> **Text segment**
Time has dealt brutally with the hierarchy of painting themes. The order established in the 17th century by the French Royal Academy recognized the historical and religious motifs as the most important (because they were related to the measure of everything – man and his most important achievements). They were followed by the portrait and genre scenes (also due to the references to human figure). The lowest steps of this ladder were occupied by the landscape and still life, because they could not reflect human heroism and propagate higher values. If we move the story forward more than 300 years, it will turn out that the historical and religious subject matter is practically dead, while the landscape and still life are still alive and well. We can indicate many reasons for this state of affairs. However, it seems that in the era of emancipated art, in which individualism is valued and the form is an autonomous substantiation of the work’s existence, the landscape freed from the burden of anecdote – not needing a pretext in the form of a plot and didactics – turns out to be still a vast testing ground for different artistic concepts.

 

Jacek Świgulski uses this testing ground in his latest cycle “Returns”, testing painting issues that manifest themselves in the confrontation with a rich landscape of the Kraków-Częstochowa Upland and the Bieszczady mountains. In this painting, space is comes to the forefront. Yet, it is not developed in a conventional way. Such space has no respect for Alberti’s perspective – it does not let the lines to join on the horizon and it does not thicken the air at a distance. The artist does not try to trick a viewer in a straightforward manner, projecting the depth on a flat screen of stretcher. It keeps respect for physical properties of the painting substrate, which was once so rightly defined by Maurice Denis. We achieve compositions that are based on a zone system – mutual relationship of successive plan designs and shapes contained within them. The artist does justice to nature as the source of inspiration, finding in it hidden proportions of lines and planes and unnoticed sets of colors. He aims at presenting a raw, intuitive image of nature on the canvas, which is why he brings the landscape extending before his eyes to basic formal elements. In essence, the world is geometrical. Or at least it can be perceived as such. While watching these painting we are waiting for a farming field to become a chessboard, and a mountain range – a cascade of triangles. Świgulski, although obviously attracted to abstraction, does not venture thus far because he is not satisfied with clear-cut solutions. His fuel is not absolute radicalism. It is rather a joy of experimenting which preserves awareness of advantages and limitations of the painting matter.

> **What you have to do**
Answer these questions from the text on landscape painting:
1. Which two themes held the lowest steps of the hierarchy set by the French Royal Academy?
2. Which two regions supply the landscapes in the cycle "Returns"?
3. What does the text say drives Świgulski instead of absolute radicalism?
The items that follow were drawn from a separate source unrelated to the text.

> **Stored data**
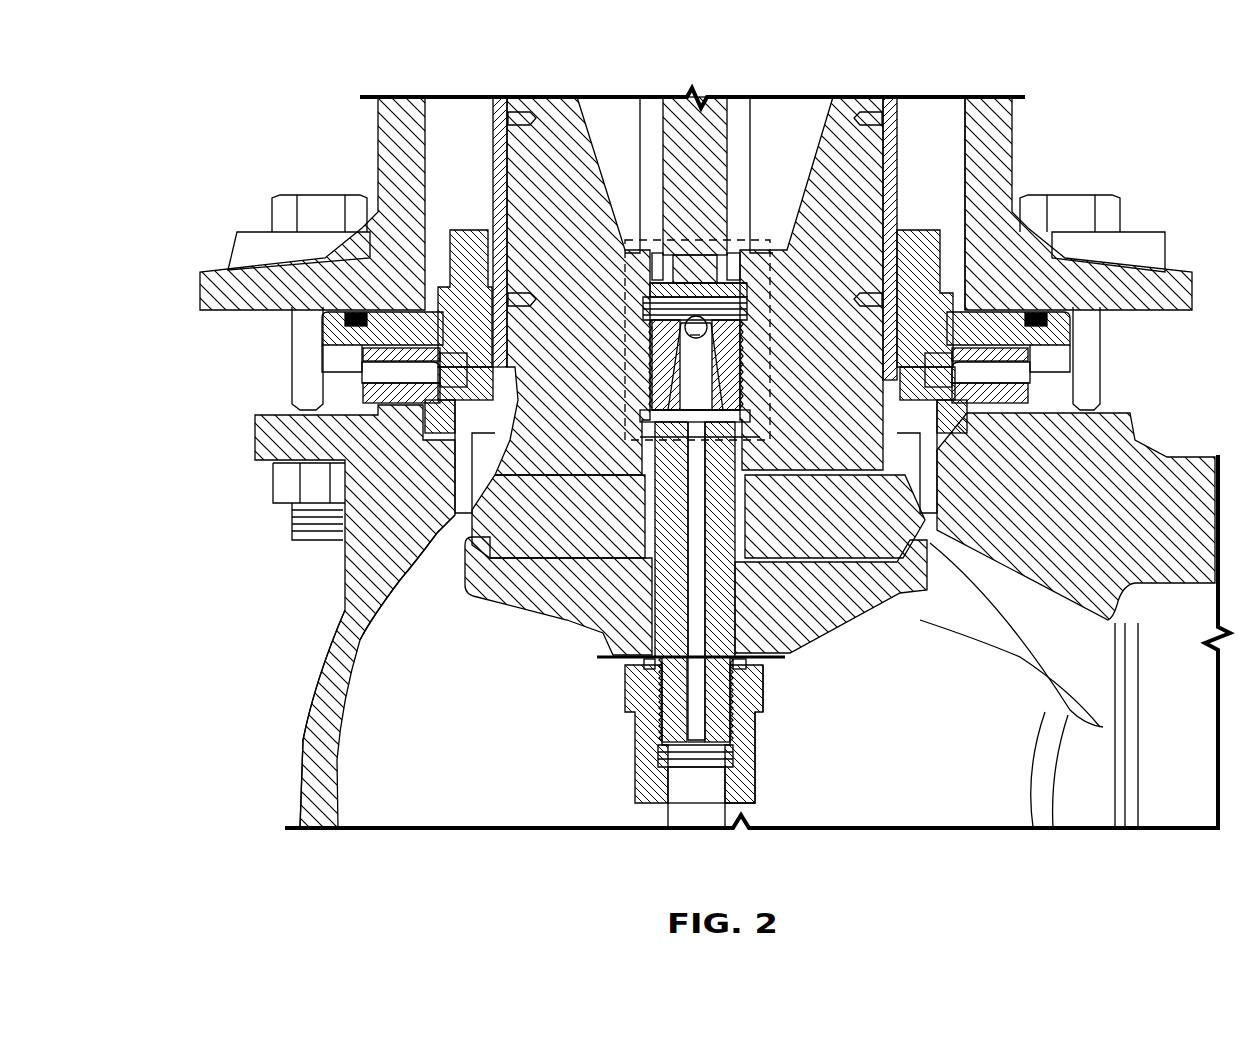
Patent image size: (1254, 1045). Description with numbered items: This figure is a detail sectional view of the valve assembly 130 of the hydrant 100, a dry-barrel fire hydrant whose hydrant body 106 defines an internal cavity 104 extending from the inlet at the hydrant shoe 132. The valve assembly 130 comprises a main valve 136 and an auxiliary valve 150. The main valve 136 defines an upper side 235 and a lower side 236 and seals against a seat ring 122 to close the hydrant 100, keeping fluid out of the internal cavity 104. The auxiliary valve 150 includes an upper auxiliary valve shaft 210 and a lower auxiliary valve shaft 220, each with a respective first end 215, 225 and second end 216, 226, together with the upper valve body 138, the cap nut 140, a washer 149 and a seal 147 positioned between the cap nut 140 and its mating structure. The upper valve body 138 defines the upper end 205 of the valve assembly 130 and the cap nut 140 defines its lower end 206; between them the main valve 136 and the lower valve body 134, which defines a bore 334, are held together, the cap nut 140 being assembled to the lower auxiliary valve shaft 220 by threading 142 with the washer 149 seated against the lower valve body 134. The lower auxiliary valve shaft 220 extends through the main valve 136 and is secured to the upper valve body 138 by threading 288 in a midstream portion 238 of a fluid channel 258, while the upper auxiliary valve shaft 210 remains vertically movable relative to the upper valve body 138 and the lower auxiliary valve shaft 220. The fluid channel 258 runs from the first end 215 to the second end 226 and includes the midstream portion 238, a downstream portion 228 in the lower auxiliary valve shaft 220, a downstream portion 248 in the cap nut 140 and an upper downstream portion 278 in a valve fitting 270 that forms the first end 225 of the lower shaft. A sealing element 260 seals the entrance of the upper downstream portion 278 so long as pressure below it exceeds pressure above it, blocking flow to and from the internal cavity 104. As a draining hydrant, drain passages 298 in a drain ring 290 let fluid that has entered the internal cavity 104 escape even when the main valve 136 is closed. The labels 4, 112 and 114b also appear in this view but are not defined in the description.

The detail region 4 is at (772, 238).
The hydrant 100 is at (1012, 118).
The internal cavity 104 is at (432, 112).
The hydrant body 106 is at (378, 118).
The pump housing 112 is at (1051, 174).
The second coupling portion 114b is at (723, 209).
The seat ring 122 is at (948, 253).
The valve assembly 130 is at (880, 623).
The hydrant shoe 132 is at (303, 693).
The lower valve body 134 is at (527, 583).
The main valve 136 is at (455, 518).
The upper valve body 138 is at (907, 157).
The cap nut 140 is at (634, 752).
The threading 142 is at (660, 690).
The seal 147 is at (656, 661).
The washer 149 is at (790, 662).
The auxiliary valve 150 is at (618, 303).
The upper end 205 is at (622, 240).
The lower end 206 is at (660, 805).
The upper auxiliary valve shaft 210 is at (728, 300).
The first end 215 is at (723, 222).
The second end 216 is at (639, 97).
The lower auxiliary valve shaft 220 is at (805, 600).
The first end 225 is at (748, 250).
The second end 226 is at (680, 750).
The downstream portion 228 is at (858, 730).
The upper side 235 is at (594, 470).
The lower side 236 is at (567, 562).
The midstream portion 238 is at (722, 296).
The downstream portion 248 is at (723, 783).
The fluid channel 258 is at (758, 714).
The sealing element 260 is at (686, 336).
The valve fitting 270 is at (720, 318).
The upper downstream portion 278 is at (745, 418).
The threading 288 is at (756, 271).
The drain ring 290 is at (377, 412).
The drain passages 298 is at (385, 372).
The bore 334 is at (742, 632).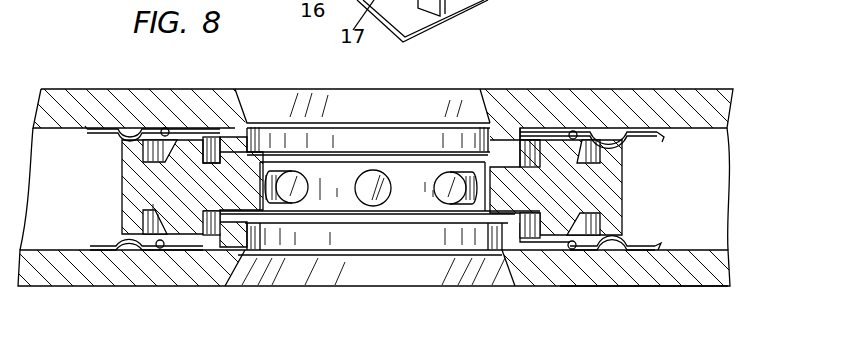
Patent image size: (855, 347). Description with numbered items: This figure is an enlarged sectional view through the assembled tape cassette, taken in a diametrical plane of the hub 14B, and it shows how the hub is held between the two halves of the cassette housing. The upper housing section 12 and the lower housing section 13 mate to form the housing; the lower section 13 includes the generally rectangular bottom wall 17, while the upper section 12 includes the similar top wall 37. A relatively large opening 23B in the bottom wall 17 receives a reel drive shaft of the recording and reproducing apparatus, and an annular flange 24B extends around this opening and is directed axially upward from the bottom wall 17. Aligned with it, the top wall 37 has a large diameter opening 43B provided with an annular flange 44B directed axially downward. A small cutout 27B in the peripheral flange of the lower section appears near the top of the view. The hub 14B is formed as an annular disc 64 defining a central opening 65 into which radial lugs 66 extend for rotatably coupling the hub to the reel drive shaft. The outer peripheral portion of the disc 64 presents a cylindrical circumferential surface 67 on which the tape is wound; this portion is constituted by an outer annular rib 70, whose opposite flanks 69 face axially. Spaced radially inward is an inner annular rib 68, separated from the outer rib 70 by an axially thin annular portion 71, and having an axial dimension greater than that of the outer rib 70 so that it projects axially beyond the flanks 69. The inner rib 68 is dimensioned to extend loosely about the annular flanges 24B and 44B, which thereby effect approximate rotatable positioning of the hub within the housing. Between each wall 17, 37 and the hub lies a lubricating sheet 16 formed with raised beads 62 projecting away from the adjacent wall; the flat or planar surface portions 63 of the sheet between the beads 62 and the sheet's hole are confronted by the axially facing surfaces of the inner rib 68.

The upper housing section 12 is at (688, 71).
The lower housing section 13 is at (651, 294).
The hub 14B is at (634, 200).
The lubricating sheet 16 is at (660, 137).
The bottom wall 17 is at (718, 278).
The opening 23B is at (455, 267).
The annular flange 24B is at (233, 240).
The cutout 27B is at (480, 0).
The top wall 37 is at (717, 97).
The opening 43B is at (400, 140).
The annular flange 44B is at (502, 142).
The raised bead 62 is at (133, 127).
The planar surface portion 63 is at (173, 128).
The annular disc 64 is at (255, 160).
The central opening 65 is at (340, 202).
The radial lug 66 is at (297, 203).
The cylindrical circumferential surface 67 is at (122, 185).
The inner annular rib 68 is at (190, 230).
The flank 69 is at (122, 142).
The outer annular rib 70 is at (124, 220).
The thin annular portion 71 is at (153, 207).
---
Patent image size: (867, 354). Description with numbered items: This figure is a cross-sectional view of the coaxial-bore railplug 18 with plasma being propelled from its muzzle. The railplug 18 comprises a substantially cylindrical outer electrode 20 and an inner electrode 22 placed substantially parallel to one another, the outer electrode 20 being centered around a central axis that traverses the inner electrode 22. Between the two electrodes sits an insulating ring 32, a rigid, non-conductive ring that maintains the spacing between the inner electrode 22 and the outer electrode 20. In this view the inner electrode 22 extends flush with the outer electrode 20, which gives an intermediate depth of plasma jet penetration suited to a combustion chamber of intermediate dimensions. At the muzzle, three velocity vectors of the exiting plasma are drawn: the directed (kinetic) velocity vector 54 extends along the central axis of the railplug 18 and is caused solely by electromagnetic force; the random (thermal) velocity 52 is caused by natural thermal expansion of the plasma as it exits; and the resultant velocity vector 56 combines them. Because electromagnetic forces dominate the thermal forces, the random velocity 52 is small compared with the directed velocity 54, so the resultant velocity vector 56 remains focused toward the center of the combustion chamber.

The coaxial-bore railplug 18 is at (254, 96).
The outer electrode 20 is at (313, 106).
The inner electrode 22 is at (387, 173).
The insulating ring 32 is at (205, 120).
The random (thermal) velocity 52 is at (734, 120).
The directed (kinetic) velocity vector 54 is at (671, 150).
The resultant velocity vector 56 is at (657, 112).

> **Answer for the task**
1. Landscape and still life.
2. The Kraków-Częstochowa Upland and the Bieszczady mountains.
3. A joy of experimenting that keeps an awareness of the advantages and limitations of the painting matter.